[Start of Attachment]
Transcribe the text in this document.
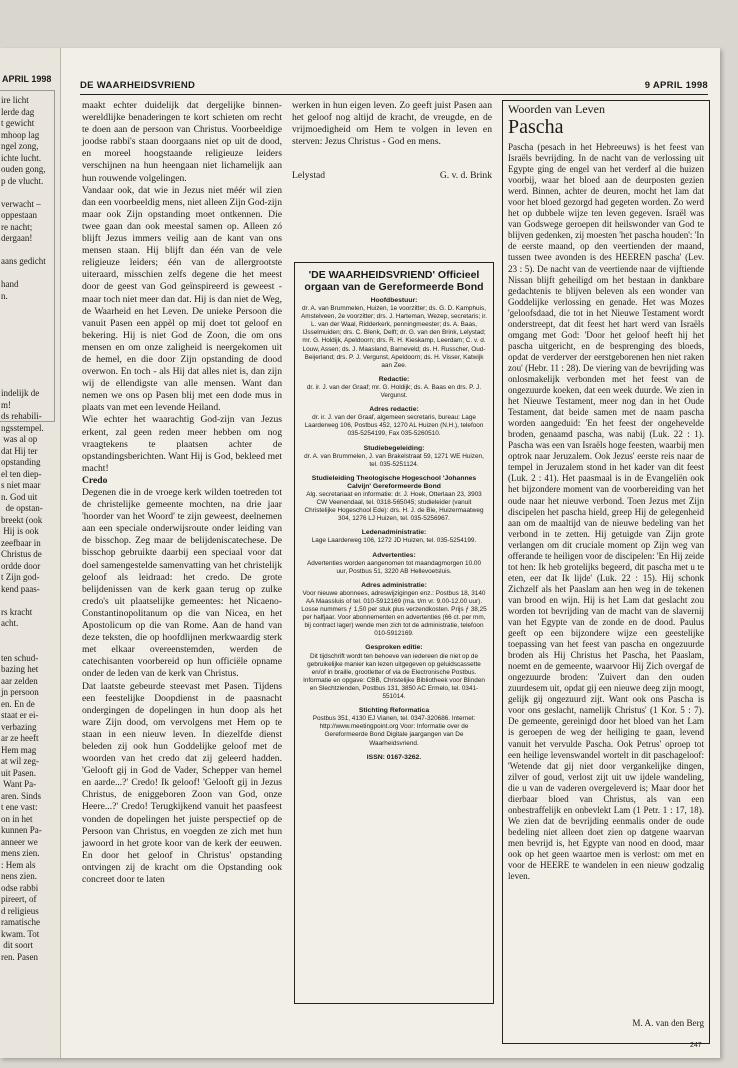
APRIL 1998
ire licht
lerde dag
t gewicht
mhoop lag
ngel zong,
ichte lucht.
ouden gong,
p de vlucht.

verwacht –
oppestaan
re nacht;
dergaan!

aans gedicht

hand
n.
indelijk de
m!
ds rehabili-
ngsstempel.
was al op
dat Hij ter
opstanding
el ten diep-
s niet maar
n. God uit
de opstan-
breekt (ook
Hij is ook
zeefbaar in
Christus de
ordde door
t Zijn god-
kend paas-

rs kracht
acht.

ten schud-
bazing het
aar zelden
jn persoon
en. En de
staat er ei-
verbazing
ar ze heeft
Hem mag
at wil zeg-
uit Pasen.
Want Pa-
aren. Sinds
t ene vast:
on in het
kunnen Pa-
anneer we
mens zien.
: Hem als
nens zien.
odse rabbi
pireert, of
d religieus
ramatische
kwam. Tot
dit soort
ren. Pasen
DE WAARHEIDSVRIEND	9 APRIL 1998

maakt echter duidelijk dat dergelijke binnen-wereldlijke benaderingen te kort schieten om recht te doen aan de persoon van Christus. Voorbeeldige joodse rabbi's staan doorgaans niet op uit de dood, en moreel hoogstaande religieuze leiders verschijnen na hun heengaan niet lichamelijk aan hun rouwende volgelingen.

Vandaar ook, dat wie in Jezus niet méér wil zien dan een voorbeeldig mens, niet alleen Zijn God-zijn maar ook Zijn opstanding moet ontkennen. Die twee gaan dan ook meestal samen op. Alleen zó blijft Jezus immers veilig aan de kant van ons mensen staan. Hij blijft dan één van de vele religieuze leiders; één van de allergrootste uiteraard, misschien zelfs degene die het meest door de geest van God geïnspireerd is geweest - maar toch niet meer dan dat. Hij is dan niet de Weg, de Waarheid en het Leven. De unieke Persoon die vanuit Pasen een appèl op mij doet tot geloof en bekering. Hij is niet God de Zoon, die om ons mensen en om onze zaligheid is neergekomen uit de hemel, en die door Zijn opstanding de dood overwon. En toch - als Hij dat alles niet is, dan zijn wij de ellendigste van alle mensen. Want dan nemen we ons op Pasen blij met een dode mus in plaats van met een levende Heiland.

Wie echter het waarachtig God-zijn van Jezus erkent, zal geen reden meer hebben om nog vraagtekens te plaatsen achter de opstandingsberichten. Want Hij is God, bekleed met macht!

Credo

Degenen die in de vroege kerk wilden toetreden tot de christelijke gemeente mochten, na drie jaar 'hoorder van het Woord' te zijn geweest, deelnemen aan een speciale onderwijsroute onder leiding van de bisschop. Zeg maar de belijdeniscatechese. De bisschop gebruikte daarbij een speciaal voor dat doel samengestelde samenvatting van het christelijk geloof als leidraad: het credo. De grote belijdenissen van de kerk gaan terug op zulke credo's uit plaatselijke gemeentes: het Nicaeno-Constantinopolitanum op die van Nicea, en het Apostolicum op die van Rome. Aan de hand van deze teksten, die op hoofdlijnen merkwaardig sterk met elkaar overeenstemden, werden de catechisanten voorbereid op hun officiële opname onder de leden van de kerk van Christus.

Dat laatste gebeurde steevast met Pasen. Tijdens een feestelijke Doopdienst in de paasnacht ondergingen de dopelingen in hun doop als het ware Zijn dood, om vervolgens met Hem op te staan in een nieuw leven. In diezelfde dienst beleden zij ook hun Goddelijke geloof met de woorden van het credo dat zij geleerd hadden. 'Gelooft gij in God de Vader, Schepper van hemel en aarde...?' Credo! Ik geloof! 'Gelooft gij in Jezus Christus, de eniggeboren Zoon van God, onze Heere...?' Credo! Terugkijkend vanuit het paasfeest vonden de dopelingen het juiste perspectief op de Persoon van Christus, en voegden ze zich met hun jawoord in het grote koor van de kerk der eeuwen. En door het geloof in Christus' opstanding ontvingen zij de kracht om die Opstanding ook concreet door te laten

werken in hun eigen leven. Zo geeft juist Pasen aan het geloof nog altijd de kracht, de vreugde, en de vrijmoedigheid om Hem te volgen in leven en sterven: Jezus Christus - God en mens.

Lelystad	G. v. d. Brink
'DE WAARHEIDSVRIEND' Officieel orgaan van de Gereformeerde Bond
Hoofdbestuur:
dr. A. van Brummelen, Huizen, 1e voorzitter; ds. G. D. Kamphuis, Amstelveen, 2e voorzitter; drs. J. Harteman, Wezep, secretaris; ir. L. van der Waal, Ridderkerk, penningmeester; ds. A. Baas, IJsselmuiden; drs. C. Blenk, Delft; dr. G. van den Brink, Lelystad; mr. G. Holdijk, Apeldoorn; drs. R. H. Kieskamp, Leerdam; C. v. d. Louw, Assen; ds. J. Maasland, Barneveld; ds. H. Russcher, Oud-Beijerland; drs. P. J. Vergunst, Apeldoorn; ds. H. Visser, Katwijk aan Zee.
Redactie:
dr. ir. J. van der Graaf; mr. G. Holdijk; ds. A. Baas en drs. P. J. Vergunst.
Adres redactie:
dr. ir. J. van der Graaf, algemeen secretaris, bureau: Lage Laarderweg 106, Postbus 452, 1270 AL Huizen (N.H.), telefoon 035-5254199, Fax 035-5260510.
Studiebegeleiding:
dr. A. van Brummelen, J. van Brakelstraat 59, 1271 WE Huizen, tel. 035-5251124.
Studieleiding Theologische Hogeschool 'Johannes Calvijn' Gereformeerde Bond
Alg. secretariaat en informatie: dr. J. Hoek, Otterlaan 23, 3903 CW Veenendaal, tel. 0318-565045; studieleider (vanuit Christelijke Hogeschool Ede): drs. H. J. de Bie, Huizermaatweg 304, 1276 LJ Huizen, tel. 035-5256967.
Ledenadministratie:
Lage Laarderweg 106, 1272 JD Huizen, tel. 035-5254199.
Advertenties:
Advertenties worden aangenomen tot maandagmorgen 10.00 uur, Postbus 51, 3220 AB Hellevoetsluis.
Adres administratie:
Voor nieuwe abonnees, adreswijzigingen enz.: Postbus 18, 3140 AA Maassluis of tel. 010-5912169 (ma. t/m vr. 9.00-12.00 uur). Losse nummers ƒ 1,50 per stuk plus verzendkosten. Prijs ƒ 38,25 per halfjaar. Voor abonnementen en advertenties (66 ct. per mm, bij contract lager) wende men zich tot de administratie, telefoon 010-5912169.
Gesproken editie:
Dit tijdschrift wordt ten behoeve van iedereen die niet op de gebruikelijke manier kan lezen uitgegeven op geluidscassette en/of in braille, grootletter of via de Electronische Postbus. Informatie en opgave: CBB, Christelijke Bibliotheek voor Blinden en Slechtzienden, Postbus 131, 3850 AC Ermelo, tel. 0341-551014.
Stichting Reformatica
Postbus 351, 4130 EJ Vianen, tel. 0347-320686. Internet: http://www.meetingpoint.org Voor: Informatie over de Gereformeerde Bond Digitale jaargangen van De Waarheidsvriend.
ISSN: 0167-3262.
Woorden van Leven
Pascha
Pascha (pesach in het Hebreeuws) is het feest van Israëls bevrijding. In de nacht van de verlossing uit Egypte ging de engel van het verderf al die huizen voorbij, waar het bloed aan de deurposten gezien werd. Binnen, achter de deuren, mocht het lam dat voor het bloed gezorgd had gegeten worden. Zo werd het op dubbele wijze ten leven gegeven. Israël was van Godswege geroepen dit heilswonder van God te blijven gedenken, zij moesten 'het pascha houden': 'In de eerste maand, op den veertienden der maand, tussen twee avonden is des HEEREN pascha' (Lev. 23 : 5). De nacht van de veertiende naar de vijftiende Nissan blijft geheiligd om het bestaan in dankbare gedachtenis te blijven beleven als een wonder van Goddelijke verlossing en genade. Het was Mozes 'geloofsdaad, die tot in het Nieuwe Testament wordt onderstreept, dat dit feest het hart werd van Israëls omgang met God: 'Door het geloof heeft hij het pascha uitgericht, en de besprenging des bloeds, opdat de verderver der eerstgeborenen hen niet raken zou' (Hebr. 11 : 28). De viering van de bevrijding was onlosmakelijk verbonden met het feest van de ongezuurde koeken, dat een week duurde. We zien in het Nieuwe Testament, meer nog dan in het Oude Testament, dat beide samen met de naam pascha worden aangeduid: 'En het feest der ongehevelde broden, genaamd pascha, was nabij (Luk. 22 : 1). Pascha was een van Israëls hoge feesten, waarbij men optrok naar Jeruzalem. Ook Jezus' eerste reis naar de tempel in Jeruzalem stond in het kader van dit feest (Luk. 2 : 41). Het paasmaal is in de Evangeliën ook het bijzondere moment van de voorbereiding van het oude naar het nieuwe verbond. Toen Jezus met Zijn discipelen het pascha hield, greep Hij de gelegenheid aan om de maaltijd van de nieuwe bedeling van het verbond in te zetten. Hij getuigde van Zijn grote verlangen om dit cruciale moment op Zijn weg van offerande te heiligen voor de discipelen: 'En Hij zeide tot hen: Ik heb grotelijks begeerd, dit pascha met u te eten, eer dat Ik lijde' (Luk. 22 : 15). Hij schonk Zichzelf als het Paaslam aan hen weg in de tekenen van brood en wijn. Hij is het Lam dat geslacht zou worden tot bevrijding van de macht van de slavernij van het Egypte van de zonde en de dood. Paulus geeft op een bijzondere wijze een geestelijke toepassing van het feest van pascha en ongezuurde broden als Hij Christus het Pascha, het Paaslam, noemt en de gemeente, waarvoor Hij Zich overgaf de ongezuurde broden: 'Zuivert dan den ouden zuurdesem uit, opdat gij een nieuwe deeg zijn moogt, gelijk gij ongezuurd zijt. Want ook ons Pascha is voor ons geslacht, namelijk Christus' (1 Kor. 5 : 7). De gemeente, gereinigd door het bloed van het Lam is geroepen de weg der heiliging te gaan, levend vanuit het vervulde Pascha. Ook Petrus' oproep tot een heilige levenswandel wortelt in dit paschageloof: 'Wetende dat gij niet door vergankelijke dingen, zilver of goud, verlost zijt uit uw ijdele wandeling, die u van de vaderen overgeleverd is; Maar door het dierbaar bloed van Christus, als van een onbestraffelijk en onbevlekt Lam (1 Petr. 1 : 17, 18). We zien dat de bevrijding eenmalis onder de oude bedeling niet alleen doet zien op datgene waarvan men bevrijd is, het Egypte van nood en dood, maar ook op het geen waartoe men is verlost: om met en voor de HEERE te wandelen in een nieuw godzalig leven.
M. A. van den Berg
247
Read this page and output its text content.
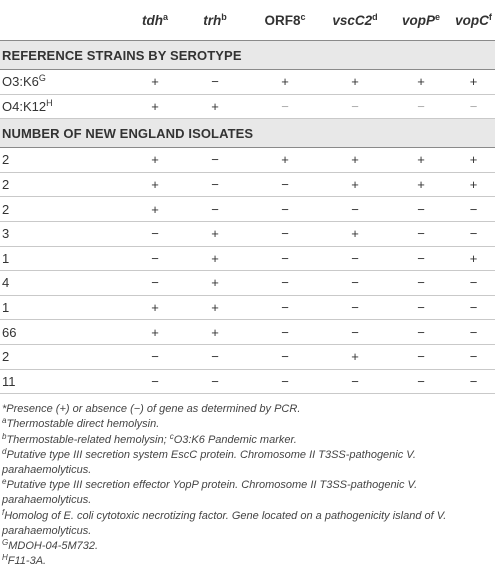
	tdh$^a$	trh$^b$	ORF8$^c$	vscC2$^d$	vopP$^e$	vopC$^f$
REFERENCE STRAINS BY SEROTYPE						
$O3:K6^G$	+	−	+	+	+	+
$O4:K12^H$	+	+	−	−	−	−
NUMBER OF NEW ENGLAND ISOLATES						
2	+	−	+	+	+	+
2	+	−	−	+	+	+
2	+	−	−	−	−	−
3	−	+	−	+	−	−
1	−	+	−	−	−	+
4	−	+	−	−	−	−
1	+	+	−	−	−	−
66	+	+	−	−	−	−
2	−	−	−	+	−	−
11	−	−	−	−	−	−

*Presence (+) or absence (−) of gene as determined by PCR.

$^a$Thermostable direct hemolysin.

$^b$Thermostable-related hemolysin; $^c$O3:K6 Pandemic marker.

$^d$Putative type III secretion system EscC protein. Chromosome II T3SS-pathogenic V. parahaemolyticus.

$^e$Putative type III secretion effector YopP protein. Chromosome II T3SS-pathogenic V. parahaemolyticus.

$^f$Homolog of E. coli cytotoxic necrotizing factor. Gene located on a pathogenicity island of V. parahaemolyticus.

$^G$MDOH-04-5M732.

$^H$F11-3A.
[End of Attachment]
Where in the entries does the word "APRIL" occur? Copy out each line that has it.

APRIL 1998
DE WAARHEIDSVRIEND	9 APRIL 1998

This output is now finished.